[Collected data]
====
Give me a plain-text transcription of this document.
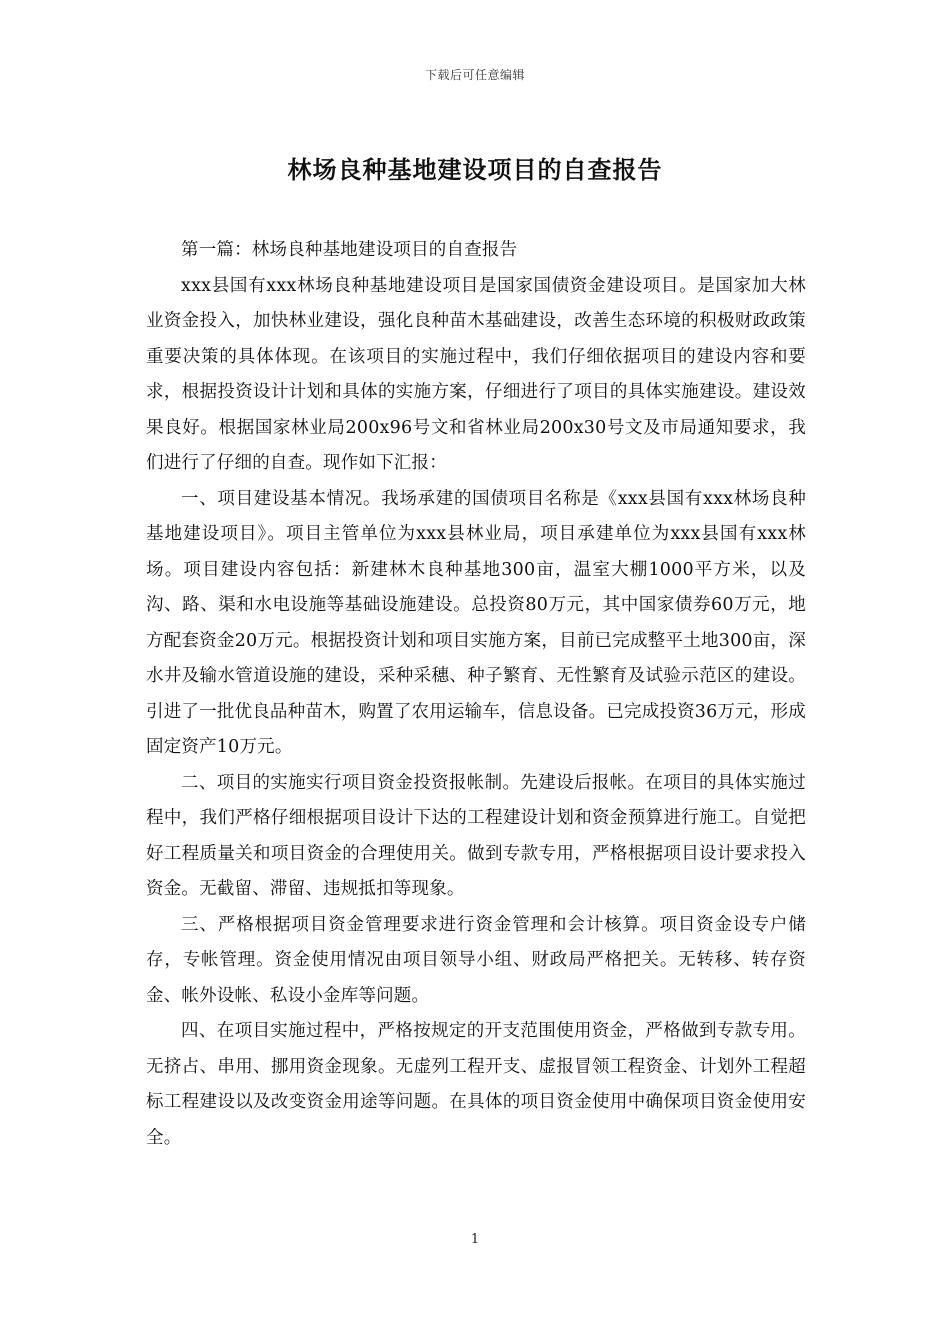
下载后可任意编辑
林场良种基地建设项目的自查报告

第一篇：林场良种基地建设项目的自查报告

xxx县国有xxx林场良种基地建设项目是国家国债资金建设项目。是国家加大林业资金投入，加快林业建设，强化良种苗木基础建设，改善生态环境的积极财政政策重要决策的具体体现。在该项目的实施过程中，我们仔细依据项目的建设内容和要求，根据投资设计计划和具体的实施方案，仔细进行了项目的具体实施建设。建设效果良好。根据国家林业局200x96号文和省林业局200x30号文及市局通知要求，我们进行了仔细的自查。现作如下汇报：

一、项目建设基本情况。我场承建的国债项目名称是《xxx县国有xxx林场良种基地建设项目》。项目主管单位为xxx县林业局，项目承建单位为xxx县国有xxx林场。项目建设内容包括：新建林木良种基地300亩，温室大棚1000平方米，以及沟、路、渠和水电设施等基础设施建设。总投资80万元，其中国家债券60万元，地方配套资金20万元。根据投资计划和项目实施方案，目前已完成整平土地300亩，深水井及输水管道设施的建设，采种采穗、种子繁育、无性繁育及试验示范区的建设。引进了一批优良品种苗木，购置了农用运输车，信息设备。已完成投资36万元，形成固定资产10万元。

二、项目的实施实行项目资金投资报帐制。先建设后报帐。在项目的具体实施过程中，我们严格仔细根据项目设计下达的工程建设计划和资金预算进行施工。自觉把好工程质量关和项目资金的合理使用关。做到专款专用，严格根据项目设计要求投入资金。无截留、滞留、违规抵扣等现象。

三、严格根据项目资金管理要求进行资金管理和会计核算。项目资金设专户储存，专帐管理。资金使用情况由项目领导小组、财政局严格把关。无转移、转存资金、帐外设帐、私设小金库等问题。

四、在项目实施过程中，严格按规定的开支范围使用资金，严格做到专款专用。无挤占、串用、挪用资金现象。无虚列工程开支、虚报冒领工程资金、计划外工程超标工程建设以及改变资金用途等问题。在具体的项目资金使用中确保项目资金使用安全。

1
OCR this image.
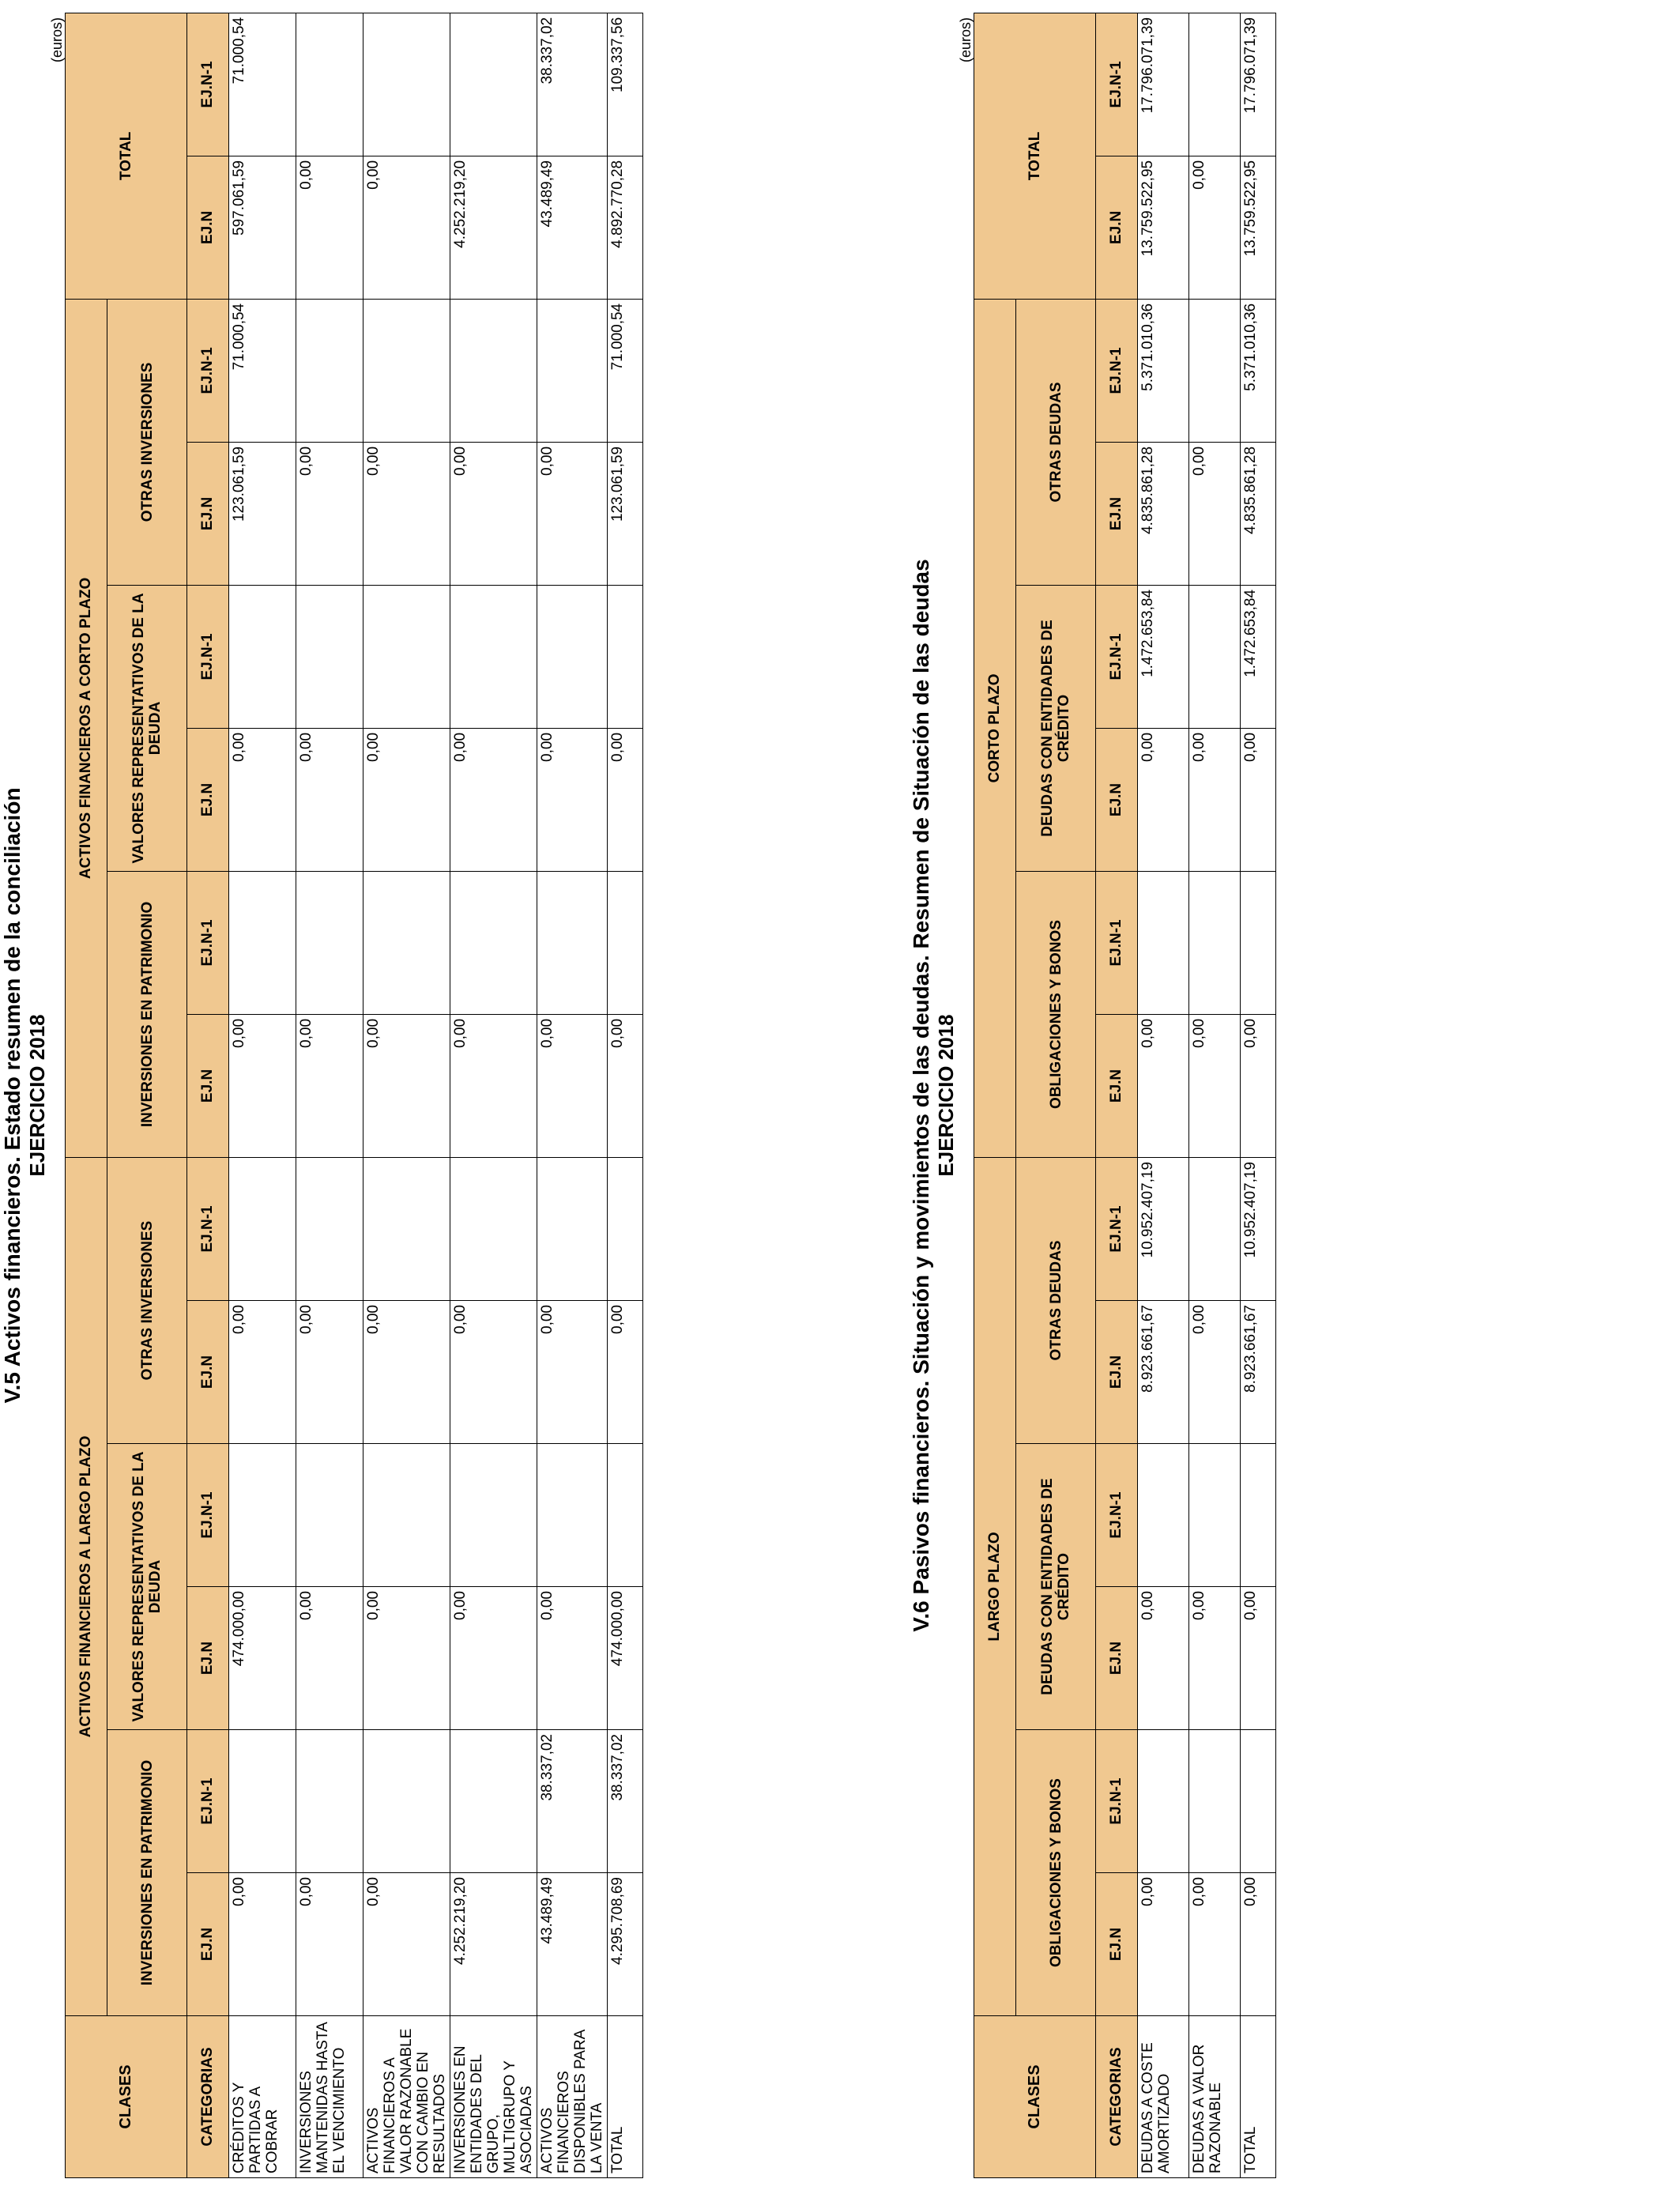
V.5 Activos financieros. Estado resumen de la conciliación EJERCICIO 2018
(euros)
CLASES	ACTIVOS FINANCIEROS A LARGO PLAZO						ACTIVOS FINANCIEROS A CORTO PLAZO						TOTAL	
	INVERSIONES EN PATRIMONIO		VALORES REPRESENTATIVOS DE LA DEUDA		OTRAS INVERSIONES		INVERSIONES EN PATRIMONIO		VALORES REPRESENTATIVOS DE LA DEUDA		OTRAS INVERSIONES			
CATEGORIAS	EJ.N	EJ.N-1	EJ.N	EJ.N-1	EJ.N	EJ.N-1	EJ.N	EJ.N-1	EJ.N	EJ.N-1	EJ.N	EJ.N-1	EJ.N	EJ.N-1
CRÉDITOS Y PARTIDAS A COBRAR	0,00		474.000,00		0,00		0,00		0,00		123.061,59	71.000,54	597.061,59	71.000,54
INVERSIONES MANTENIDAS HASTA EL VENCIMIENTO	0,00		0,00		0,00		0,00		0,00		0,00		0,00	
ACTIVOS FINANCIEROS A VALOR RAZONABLE CON CAMBIO EN RESULTADOS	0,00		0,00		0,00		0,00		0,00		0,00		0,00	
INVERSIONES EN ENTIDADES DEL GRUPO, MULTIGRUPO Y ASOCIADAS	4.252.219,20		0,00		0,00		0,00		0,00		0,00		4.252.219,20	
ACTIVOS FINANCIEROS DISPONIBLES PARA LA VENTA	43.489,49	38.337,02	0,00		0,00		0,00		0,00		0,00		43.489,49	38.337,02
TOTAL	4.295.708,69	38.337,02	474.000,00		0,00		0,00		0,00		123.061,59	71.000,54	4.892.770,28	109.337,56
V.6 Pasivos financieros. Situación y movimientos de las deudas. Resumen de Situación de las deudas EJERCICIO 2018
(euros)
CLASES	LARGO PLAZO						CORTO PLAZO						TOTAL	
	OBLIGACIONES Y BONOS		DEUDAS CON ENTIDADES DE CRÉDITO		OTRAS DEUDAS		OBLIGACIONES Y BONOS		DEUDAS CON ENTIDADES DE CRÉDITO		OTRAS DEUDAS			
CATEGORIAS	EJ.N	EJ.N-1	EJ.N	EJ.N-1	EJ.N	EJ.N-1	EJ.N	EJ.N-1	EJ.N	EJ.N-1	EJ.N	EJ.N-1	EJ.N	EJ.N-1
DEUDAS A COSTE AMORTIZADO	0,00		0,00		8.923.661,67	10.952.407,19	0,00		0,00	1.472.653,84	4.835.861,28	5.371.010,36	13.759.522,95	17.796.071,39
DEUDAS A VALOR RAZONABLE	0,00		0,00		0,00		0,00		0,00		0,00		0,00	
TOTAL	0,00		0,00		8.923.661,67	10.952.407,19	0,00		0,00	1.472.653,84	4.835.861,28	5.371.010,36	13.759.522,95	17.796.071,39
====
### Set problem
Copy every line in the entries above that has the string "PLAZO" in it.

### Exercise solution
CLASES	ACTIVOS FINANCIEROS A LARGO PLAZO						ACTIVOS FINANCIEROS A CORTO PLAZO						TOTAL	
CLASES	LARGO PLAZO						CORTO PLAZO						TOTAL	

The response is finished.